What is required: Write every entry out again exactly, please, and skip the pictures.

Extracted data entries
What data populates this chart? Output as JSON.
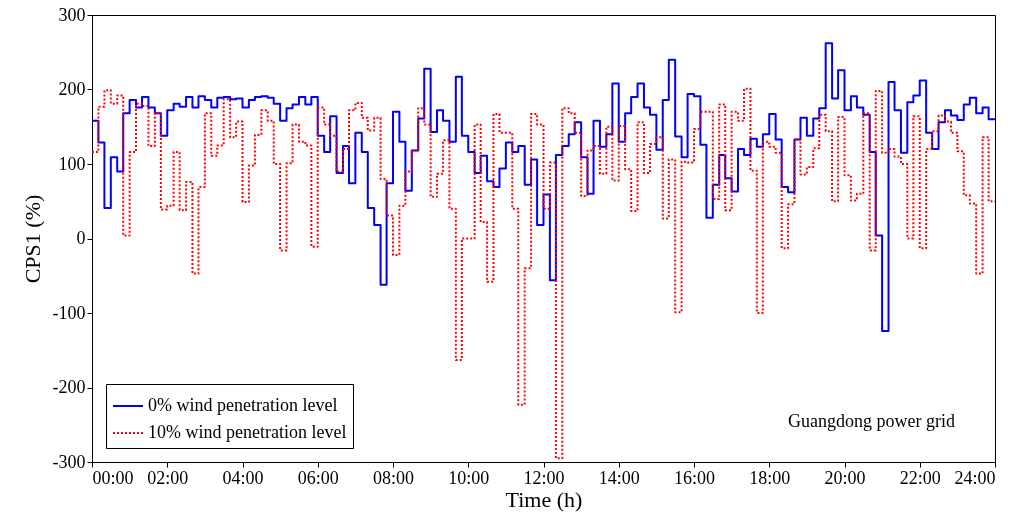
{
  "chart_data": {
    "type": "step",
    "xlabel": "Time (h)",
    "ylabel": "CPS1 (%)",
    "annotations": [
      "Guangdong power grid"
    ],
    "x": [
      0,
      0.17,
      0.33,
      0.5,
      0.67,
      0.83,
      1,
      1.17,
      1.33,
      1.5,
      1.67,
      1.83,
      2,
      2.17,
      2.33,
      2.5,
      2.67,
      2.83,
      3,
      3.17,
      3.33,
      3.5,
      3.67,
      3.83,
      4,
      4.17,
      4.33,
      4.5,
      4.67,
      4.83,
      5,
      5.17,
      5.33,
      5.5,
      5.67,
      5.83,
      6,
      6.17,
      6.33,
      6.5,
      6.67,
      6.83,
      7,
      7.17,
      7.33,
      7.5,
      7.67,
      7.83,
      8,
      8.17,
      8.33,
      8.5,
      8.67,
      8.83,
      9,
      9.17,
      9.33,
      9.5,
      9.67,
      9.83,
      10,
      10.17,
      10.33,
      10.5,
      10.67,
      10.83,
      11,
      11.17,
      11.33,
      11.5,
      11.67,
      11.83,
      12,
      12.17,
      12.33,
      12.5,
      12.67,
      12.83,
      13,
      13.17,
      13.33,
      13.5,
      13.67,
      13.83,
      14,
      14.17,
      14.33,
      14.5,
      14.67,
      14.83,
      15,
      15.17,
      15.33,
      15.5,
      15.67,
      15.83,
      16,
      16.17,
      16.33,
      16.5,
      16.67,
      16.83,
      17,
      17.17,
      17.33,
      17.5,
      17.67,
      17.83,
      18,
      18.17,
      18.33,
      18.5,
      18.67,
      18.83,
      19,
      19.17,
      19.33,
      19.5,
      19.67,
      19.83,
      20,
      20.17,
      20.33,
      20.5,
      20.67,
      20.83,
      21,
      21.17,
      21.33,
      21.5,
      21.67,
      21.83,
      22,
      22.17,
      22.33,
      22.5,
      22.67,
      22.83,
      23,
      23.17,
      23.33,
      23.5,
      23.67,
      23.83,
      24
    ],
    "series": [
      {
        "name": "0% wind penetration level",
        "color": "#0000ff",
        "line_style": "solid",
        "values": [
          158,
          129,
          41,
          109,
          90,
          168,
          186,
          176,
          190,
          176,
          168,
          138,
          172,
          181,
          177,
          190,
          176,
          191,
          186,
          176,
          189,
          190,
          187,
          188,
          176,
          186,
          190,
          191,
          189,
          181,
          158,
          175,
          180,
          190,
          180,
          190,
          138,
          116,
          164,
          88,
          124,
          74,
          142,
          116,
          41,
          18,
          -62,
          74,
          170,
          130,
          64,
          118,
          161,
          228,
          143,
          172,
          158,
          130,
          217,
          138,
          116,
          88,
          111,
          77,
          69,
          94,
          129,
          116,
          124,
          72,
          106,
          18,
          59,
          -56,
          112,
          124,
          140,
          156,
          109,
          60,
          158,
          123,
          140,
          208,
          130,
          168,
          190,
          208,
          176,
          166,
          119,
          186,
          240,
          137,
          109,
          194,
          191,
          126,
          28,
          72,
          112,
          81,
          63,
          120,
          112,
          134,
          123,
          140,
          167,
          133,
          69,
          62,
          133,
          162,
          138,
          161,
          175,
          262,
          188,
          226,
          172,
          191,
          176,
          166,
          116,
          4,
          -124,
          210,
          172,
          115,
          183,
          192,
          212,
          142,
          120,
          156,
          172,
          165,
          159,
          180,
          189,
          168,
          176,
          160,
          160
        ]
      },
      {
        "name": "10% wind penetration level",
        "color": "#ff0000",
        "line_style": "dotted",
        "values": [
          116,
          177,
          199,
          181,
          192,
          4,
          116,
          181,
          178,
          124,
          168,
          39,
          44,
          116,
          38,
          76,
          -47,
          69,
          168,
          111,
          125,
          187,
          136,
          157,
          49,
          98,
          139,
          172,
          158,
          100,
          -16,
          101,
          153,
          130,
          125,
          -11,
          176,
          153,
          138,
          90,
          120,
          172,
          182,
          162,
          145,
          162,
          80,
          31,
          -22,
          44,
          90,
          118,
          175,
          153,
          56,
          87,
          132,
          40,
          -163,
          0,
          0,
          153,
          22,
          -58,
          167,
          142,
          142,
          40,
          -223,
          -40,
          167,
          153,
          40,
          102,
          -295,
          175,
          168,
          142,
          57,
          118,
          124,
          87,
          150,
          78,
          151,
          93,
          37,
          156,
          88,
          127,
          136,
          27,
          106,
          -99,
          103,
          102,
          147,
          170,
          170,
          53,
          180,
          38,
          170,
          158,
          201,
          91,
          -100,
          130,
          123,
          115,
          -13,
          46,
          133,
          86,
          96,
          121,
          166,
          144,
          50,
          163,
          85,
          51,
          60,
          168,
          -16,
          198,
          115,
          120,
          110,
          100,
          0,
          164,
          -13,
          120,
          144,
          165,
          157,
          142,
          117,
          58,
          47,
          -47,
          136,
          50,
          50
        ]
      }
    ],
    "xlim": [
      0,
      24
    ],
    "xticks": [
      {
        "value": 0,
        "label": "00:00"
      },
      {
        "value": 2,
        "label": "02:00"
      },
      {
        "value": 4,
        "label": "04:00"
      },
      {
        "value": 6,
        "label": "06:00"
      },
      {
        "value": 8,
        "label": "08:00"
      },
      {
        "value": 10,
        "label": "10:00"
      },
      {
        "value": 12,
        "label": "12:00"
      },
      {
        "value": 14,
        "label": "14:00"
      },
      {
        "value": 16,
        "label": "16:00"
      },
      {
        "value": 18,
        "label": "18:00"
      },
      {
        "value": 20,
        "label": "20:00"
      },
      {
        "value": 22,
        "label": "22:00"
      },
      {
        "value": 24,
        "label": "24:00"
      }
    ],
    "ylim": [
      -300,
      300
    ],
    "yticks": [
      -300,
      -200,
      -100,
      0,
      100,
      200,
      300
    ],
    "legend": "bottom left",
    "grid": false
  }
}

The answer:
What data populates this chart? Output as JSON.
{
  "chart_data": {
    "type": "step",
    "xlabel": "Time (h)",
    "ylabel": "CPS1 (%)",
    "annotations": [
      "Guangdong power grid"
    ],
    "x": [
      0,
      0.17,
      0.33,
      0.5,
      0.67,
      0.83,
      1,
      1.17,
      1.33,
      1.5,
      1.67,
      1.83,
      2,
      2.17,
      2.33,
      2.5,
      2.67,
      2.83,
      3,
      3.17,
      3.33,
      3.5,
      3.67,
      3.83,
      4,
      4.17,
      4.33,
      4.5,
      4.67,
      4.83,
      5,
      5.17,
      5.33,
      5.5,
      5.67,
      5.83,
      6,
      6.17,
      6.33,
      6.5,
      6.67,
      6.83,
      7,
      7.17,
      7.33,
      7.5,
      7.67,
      7.83,
      8,
      8.17,
      8.33,
      8.5,
      8.67,
      8.83,
      9,
      9.17,
      9.33,
      9.5,
      9.67,
      9.83,
      10,
      10.17,
      10.33,
      10.5,
      10.67,
      10.83,
      11,
      11.17,
      11.33,
      11.5,
      11.67,
      11.83,
      12,
      12.17,
      12.33,
      12.5,
      12.67,
      12.83,
      13,
      13.17,
      13.33,
      13.5,
      13.67,
      13.83,
      14,
      14.17,
      14.33,
      14.5,
      14.67,
      14.83,
      15,
      15.17,
      15.33,
      15.5,
      15.67,
      15.83,
      16,
      16.17,
      16.33,
      16.5,
      16.67,
      16.83,
      17,
      17.17,
      17.33,
      17.5,
      17.67,
      17.83,
      18,
      18.17,
      18.33,
      18.5,
      18.67,
      18.83,
      19,
      19.17,
      19.33,
      19.5,
      19.67,
      19.83,
      20,
      20.17,
      20.33,
      20.5,
      20.67,
      20.83,
      21,
      21.17,
      21.33,
      21.5,
      21.67,
      21.83,
      22,
      22.17,
      22.33,
      22.5,
      22.67,
      22.83,
      23,
      23.17,
      23.33,
      23.5,
      23.67,
      23.83,
      24
    ],
    "series": [
      {
        "name": "0% wind penetration level",
        "color": "#0000ff",
        "line_style": "solid",
        "values": [
          158,
          129,
          41,
          109,
          90,
          168,
          186,
          176,
          190,
          176,
          168,
          138,
          172,
          181,
          177,
          190,
          176,
          191,
          186,
          176,
          189,
          190,
          187,
          188,
          176,
          186,
          190,
          191,
          189,
          181,
          158,
          175,
          180,
          190,
          180,
          190,
          138,
          116,
          164,
          88,
          124,
          74,
          142,
          116,
          41,
          18,
          -62,
          74,
          170,
          130,
          64,
          118,
          161,
          228,
          143,
          172,
          158,
          130,
          217,
          138,
          116,
          88,
          111,
          77,
          69,
          94,
          129,
          116,
          124,
          72,
          106,
          18,
          59,
          -56,
          112,
          124,
          140,
          156,
          109,
          60,
          158,
          123,
          140,
          208,
          130,
          168,
          190,
          208,
          176,
          166,
          119,
          186,
          240,
          137,
          109,
          194,
          191,
          126,
          28,
          72,
          112,
          81,
          63,
          120,
          112,
          134,
          123,
          140,
          167,
          133,
          69,
          62,
          133,
          162,
          138,
          161,
          175,
          262,
          188,
          226,
          172,
          191,
          176,
          166,
          116,
          4,
          -124,
          210,
          172,
          115,
          183,
          192,
          212,
          142,
          120,
          156,
          172,
          165,
          159,
          180,
          189,
          168,
          176,
          160,
          160
        ]
      },
      {
        "name": "10% wind penetration level",
        "color": "#ff0000",
        "line_style": "dotted",
        "values": [
          116,
          177,
          199,
          181,
          192,
          4,
          116,
          181,
          178,
          124,
          168,
          39,
          44,
          116,
          38,
          76,
          -47,
          69,
          168,
          111,
          125,
          187,
          136,
          157,
          49,
          98,
          139,
          172,
          158,
          100,
          -16,
          101,
          153,
          130,
          125,
          -11,
          176,
          153,
          138,
          90,
          120,
          172,
          182,
          162,
          145,
          162,
          80,
          31,
          -22,
          44,
          90,
          118,
          175,
          153,
          56,
          87,
          132,
          40,
          -163,
          0,
          0,
          153,
          22,
          -58,
          167,
          142,
          142,
          40,
          -223,
          -40,
          167,
          153,
          40,
          102,
          -295,
          175,
          168,
          142,
          57,
          118,
          124,
          87,
          150,
          78,
          151,
          93,
          37,
          156,
          88,
          127,
          136,
          27,
          106,
          -99,
          103,
          102,
          147,
          170,
          170,
          53,
          180,
          38,
          170,
          158,
          201,
          91,
          -100,
          130,
          123,
          115,
          -13,
          46,
          133,
          86,
          96,
          121,
          166,
          144,
          50,
          163,
          85,
          51,
          60,
          168,
          -16,
          198,
          115,
          120,
          110,
          100,
          0,
          164,
          -13,
          120,
          144,
          165,
          157,
          142,
          117,
          58,
          47,
          -47,
          136,
          50,
          50
        ]
      }
    ],
    "xlim": [
      0,
      24
    ],
    "xticks": [
      {
        "value": 0,
        "label": "00:00"
      },
      {
        "value": 2,
        "label": "02:00"
      },
      {
        "value": 4,
        "label": "04:00"
      },
      {
        "value": 6,
        "label": "06:00"
      },
      {
        "value": 8,
        "label": "08:00"
      },
      {
        "value": 10,
        "label": "10:00"
      },
      {
        "value": 12,
        "label": "12:00"
      },
      {
        "value": 14,
        "label": "14:00"
      },
      {
        "value": 16,
        "label": "16:00"
      },
      {
        "value": 18,
        "label": "18:00"
      },
      {
        "value": 20,
        "label": "20:00"
      },
      {
        "value": 22,
        "label": "22:00"
      },
      {
        "value": 24,
        "label": "24:00"
      }
    ],
    "ylim": [
      -300,
      300
    ],
    "yticks": [
      -300,
      -200,
      -100,
      0,
      100,
      200,
      300
    ],
    "legend": "bottom left",
    "grid": false
  }
}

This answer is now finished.